▶ _TASK REQUIREMENTS_
Your task is to copy every line of the entries that contains "Trend".

▶ _EXTRACTED MATERIAL_
>> begin

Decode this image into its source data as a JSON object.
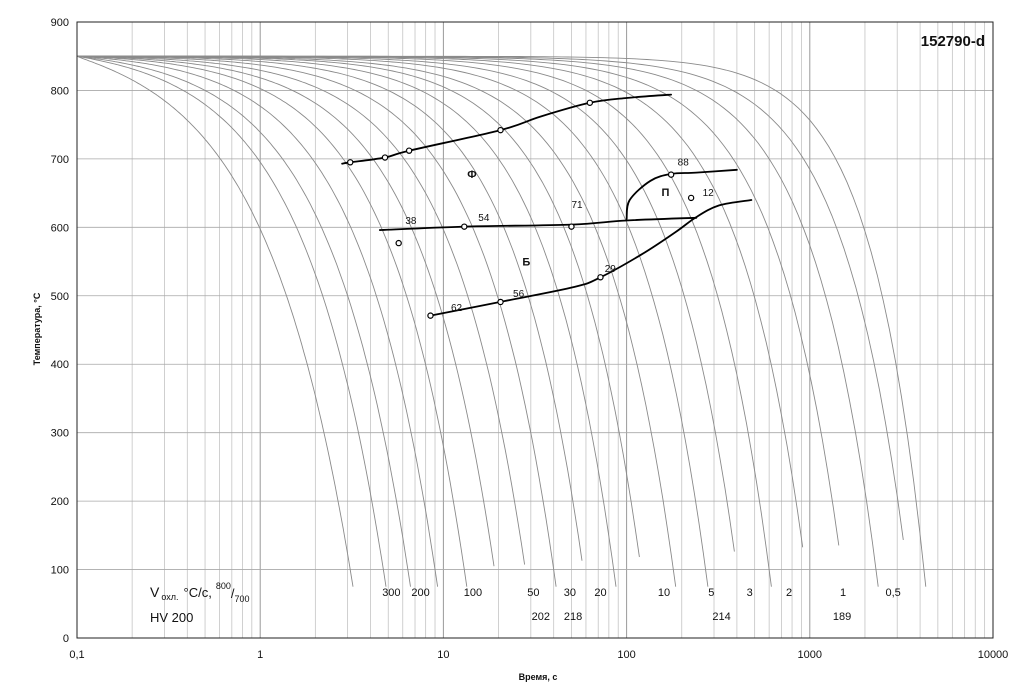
{
  "chart_data": {
    "type": "line",
    "title": "152790-d",
    "xlabel": "Время, с",
    "ylabel": "Температура, °С",
    "x_scale": "log",
    "xlim": [
      0.1,
      10000
    ],
    "ylim": [
      0,
      900
    ],
    "x_ticks": [
      0.1,
      1,
      10,
      100,
      1000,
      10000
    ],
    "x_tick_labels": [
      "0,1",
      "1",
      "10",
      "100",
      "1000",
      "10000"
    ],
    "y_ticks": [
      0,
      100,
      200,
      300,
      400,
      500,
      600,
      700,
      800,
      900
    ],
    "y_tick_labels": [
      "0",
      "100",
      "200",
      "300",
      "400",
      "500",
      "600",
      "700",
      "800",
      "900"
    ],
    "grid": true,
    "cooling_curves": {
      "start_temperature": 850,
      "x_at_800": [
        0.25,
        0.38,
        0.5,
        0.72,
        1.05,
        1.5,
        2.2,
        3.3,
        5,
        7.5,
        11,
        16,
        25,
        38,
        60,
        95,
        150,
        240,
        380,
        650
      ],
      "x_at_100": [
        3.1,
        4.7,
        6.4,
        9,
        13,
        19,
        28,
        40,
        58,
        85,
        120,
        180,
        270,
        400,
        600,
        950,
        1500,
        2300,
        3400,
        4200
      ]
    },
    "transformation_lines": [
      {
        "name": "ferrite_start",
        "points": [
          [
            2.8,
            693
          ],
          [
            3.1,
            695
          ],
          [
            4.8,
            702
          ],
          [
            6.5,
            712
          ],
          [
            20.5,
            742
          ],
          [
            34,
            762
          ],
          [
            63,
            782
          ],
          [
            100,
            789
          ],
          [
            175,
            794
          ]
        ]
      },
      {
        "name": "bainite_start",
        "points": [
          [
            4.5,
            596
          ],
          [
            13,
            601
          ],
          [
            50,
            604
          ],
          [
            100,
            610
          ],
          [
            240,
            614
          ]
        ]
      },
      {
        "name": "pearlite_start",
        "points": [
          [
            100,
            612
          ],
          [
            104,
            640
          ],
          [
            135,
            668
          ],
          [
            175,
            678
          ],
          [
            240,
            680
          ],
          [
            400,
            684
          ]
        ]
      },
      {
        "name": "bainite_finish",
        "points": [
          [
            8.5,
            471
          ],
          [
            20.5,
            491
          ],
          [
            52,
            513
          ],
          [
            72,
            527
          ],
          [
            120,
            560
          ],
          [
            185,
            593
          ],
          [
            240,
            615
          ],
          [
            320,
            632
          ],
          [
            480,
            640
          ]
        ]
      }
    ],
    "markers": [
      [
        3.1,
        695
      ],
      [
        4.8,
        702
      ],
      [
        6.5,
        712
      ],
      [
        20.5,
        742
      ],
      [
        63,
        782
      ],
      [
        13,
        601
      ],
      [
        50,
        601
      ],
      [
        5.7,
        577
      ],
      [
        175,
        677
      ],
      [
        225,
        643
      ],
      [
        8.5,
        471
      ],
      [
        20.5,
        491
      ],
      [
        72,
        527
      ]
    ],
    "point_labels": [
      {
        "text": "38",
        "x": 6.2,
        "y": 605
      },
      {
        "text": "54",
        "x": 15.5,
        "y": 609
      },
      {
        "text": "71",
        "x": 50,
        "y": 628
      },
      {
        "text": "88",
        "x": 190,
        "y": 690
      },
      {
        "text": "12",
        "x": 260,
        "y": 646
      },
      {
        "text": "62",
        "x": 11,
        "y": 478
      },
      {
        "text": "56",
        "x": 24,
        "y": 498
      },
      {
        "text": "29",
        "x": 76,
        "y": 535
      }
    ],
    "phase_labels": [
      {
        "text": "Ф",
        "x": 13.5,
        "y": 672
      },
      {
        "text": "Б",
        "x": 27,
        "y": 544
      },
      {
        "text": "П",
        "x": 155,
        "y": 646
      }
    ],
    "cooling_rate_label": {
      "main": "V",
      "sub": "охл.",
      "unit": "°С/с,",
      "sup": "800",
      "frac": "/",
      "sub2": "700"
    },
    "cooling_rates": [
      {
        "text": "300",
        "x": 5.2
      },
      {
        "text": "200",
        "x": 7.5
      },
      {
        "text": "100",
        "x": 14.5
      },
      {
        "text": "50",
        "x": 31
      },
      {
        "text": "30",
        "x": 49
      },
      {
        "text": "20",
        "x": 72
      },
      {
        "text": "10",
        "x": 160
      },
      {
        "text": "5",
        "x": 290
      },
      {
        "text": "3",
        "x": 470
      },
      {
        "text": "2",
        "x": 770
      },
      {
        "text": "1",
        "x": 1520
      },
      {
        "text": "0,5",
        "x": 2850
      }
    ],
    "hardness_label": "HV 200",
    "hardness_values": [
      {
        "text": "202",
        "x": 34
      },
      {
        "text": "218",
        "x": 51
      },
      {
        "text": "214",
        "x": 330
      },
      {
        "text": "189",
        "x": 1500
      }
    ]
  }
}
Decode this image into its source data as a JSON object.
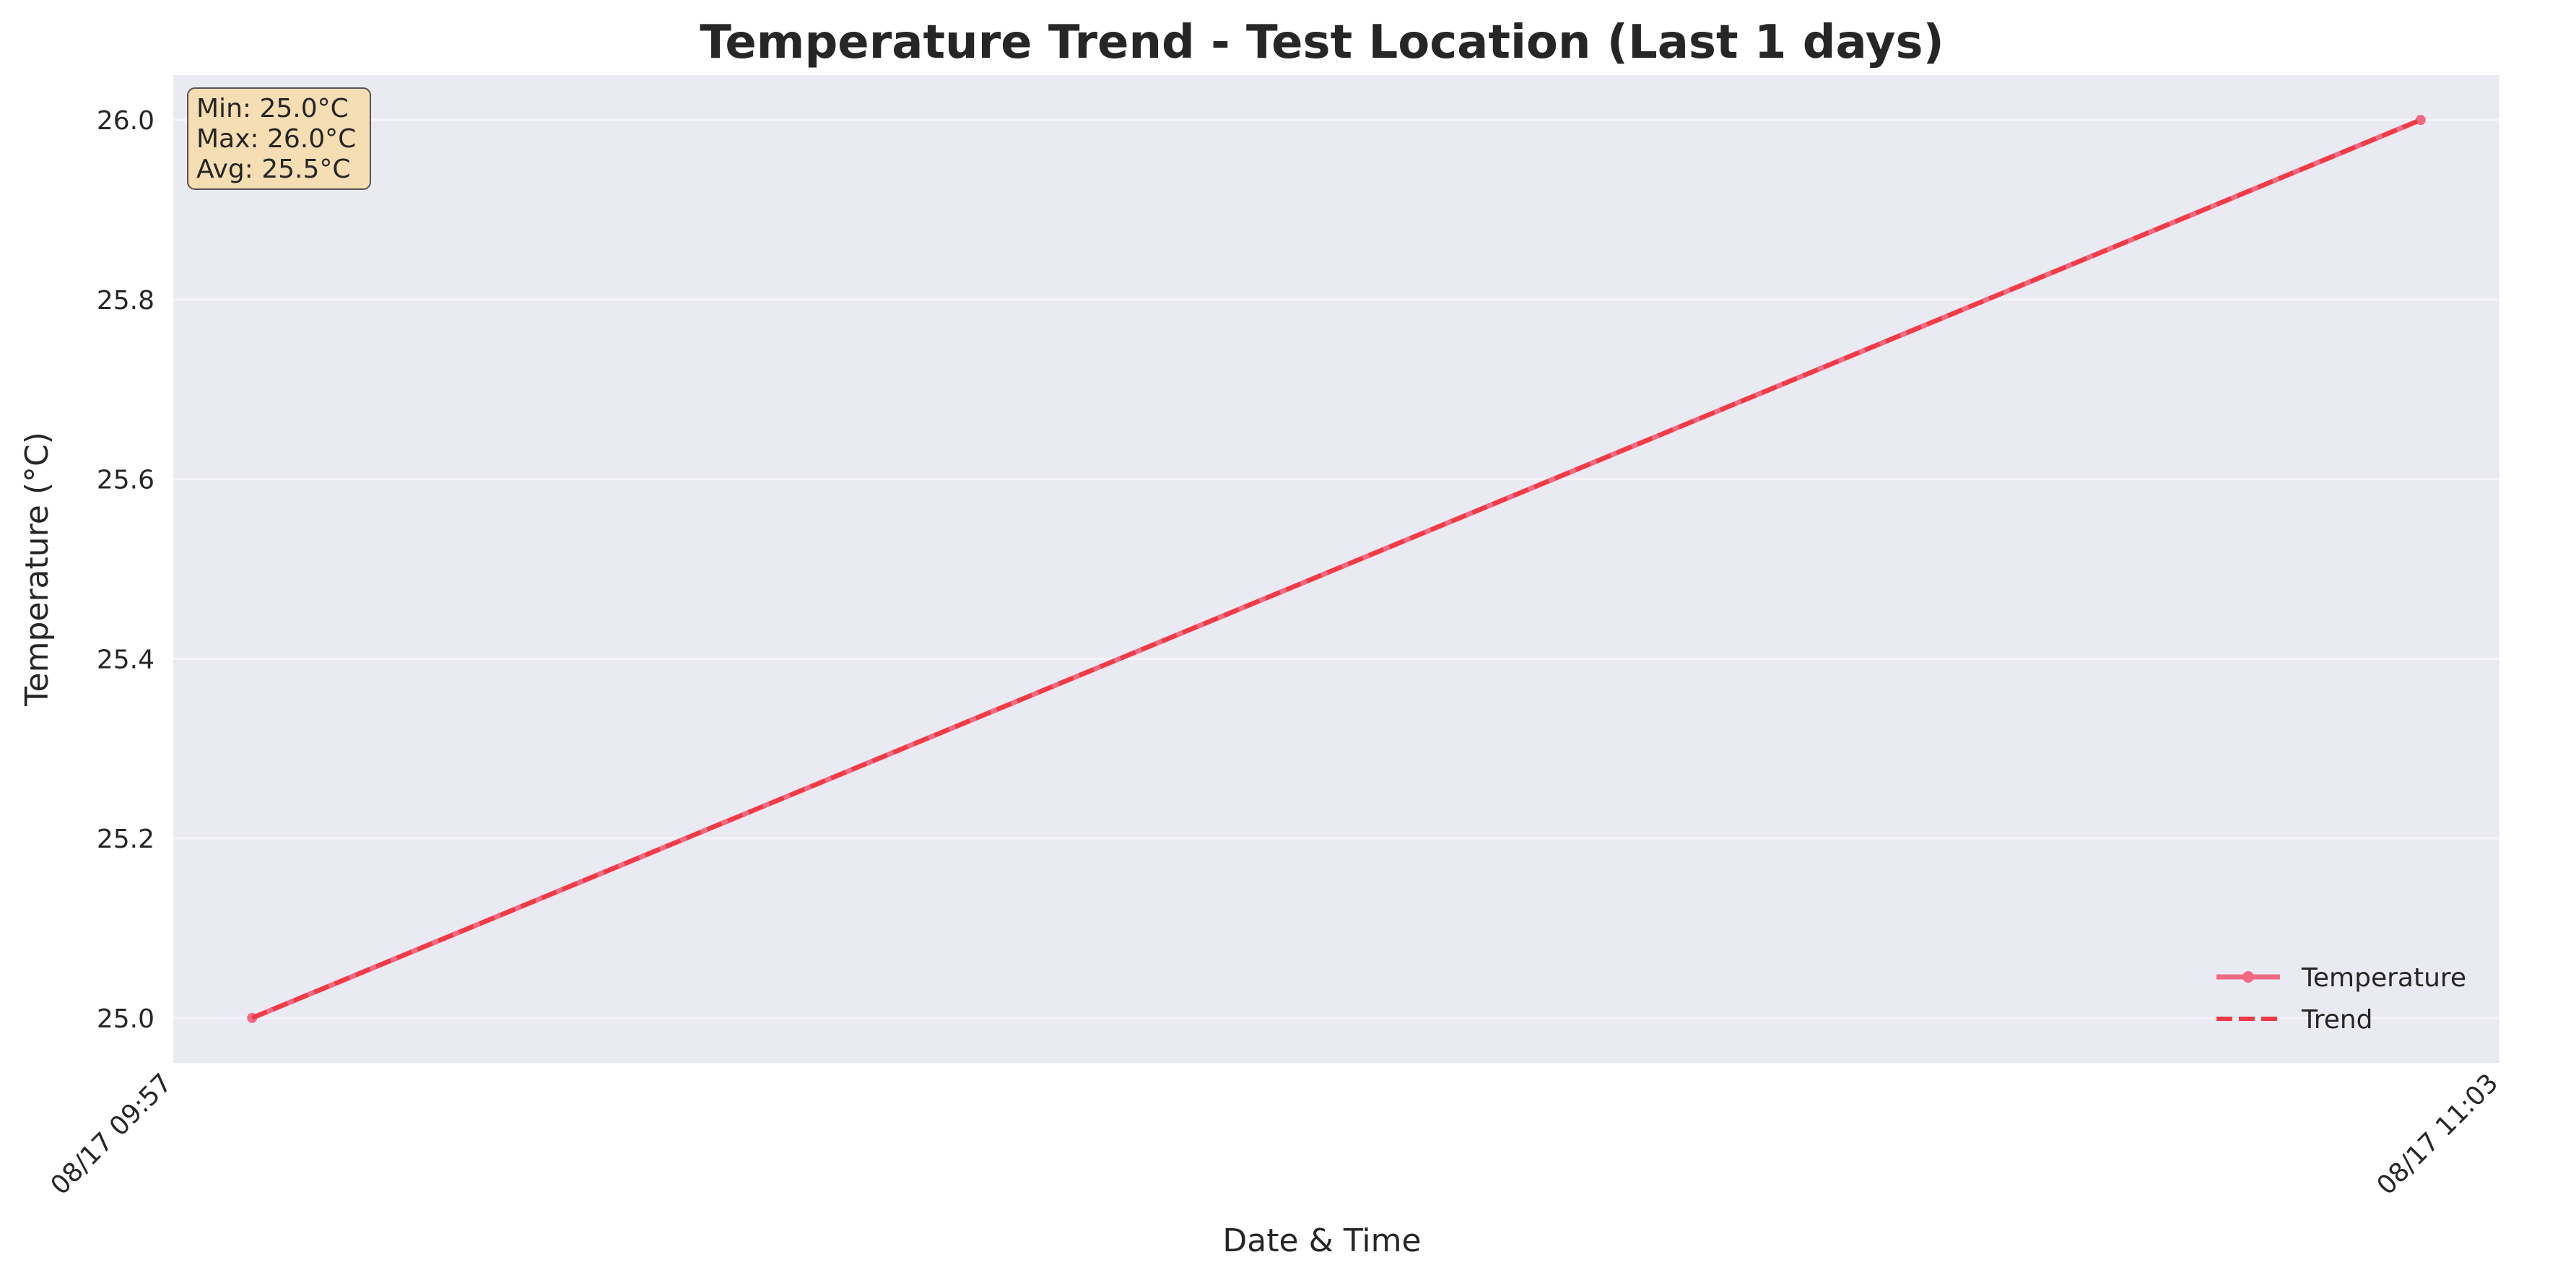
{
  "chart_data": {
    "type": "line",
    "title": "Temperature Trend - Test Location (Last 1 days)",
    "xlabel": "Date & Time",
    "ylabel": "Temperature (°C)",
    "x": [
      "08/17 09:57",
      "08/17 11:03"
    ],
    "x_ticks": [
      "08/17 09:57",
      "08/17 11:03"
    ],
    "ylim": [
      24.95,
      26.05
    ],
    "y_ticks": [
      25.0,
      25.2,
      25.4,
      25.6,
      25.8,
      26.0
    ],
    "y_tick_labels": [
      "25.0",
      "25.2",
      "25.4",
      "25.6",
      "25.8",
      "26.0"
    ],
    "grid": true,
    "legend_position": "lower-right",
    "series": [
      {
        "name": "Temperature",
        "values": [
          25.0,
          26.0
        ],
        "color": "#f06a82",
        "style": "solid-with-markers"
      },
      {
        "name": "Trend",
        "values": [
          25.0,
          26.0
        ],
        "color": "#f03a45",
        "style": "dashed"
      }
    ],
    "stats": {
      "min": "Min: 25.0°C",
      "max": "Max: 26.0°C",
      "avg": "Avg: 25.5°C"
    },
    "colors": {
      "plot_background": "#eaeaf2",
      "grid": "#f4f4f8",
      "stats_box_fill": "#f5deb3"
    }
  }
}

>> end

▶ _ANSWER TO THIS TASK_
    "title": "Temperature Trend - Test Location (Last 1 days)",
        "name": "Trend",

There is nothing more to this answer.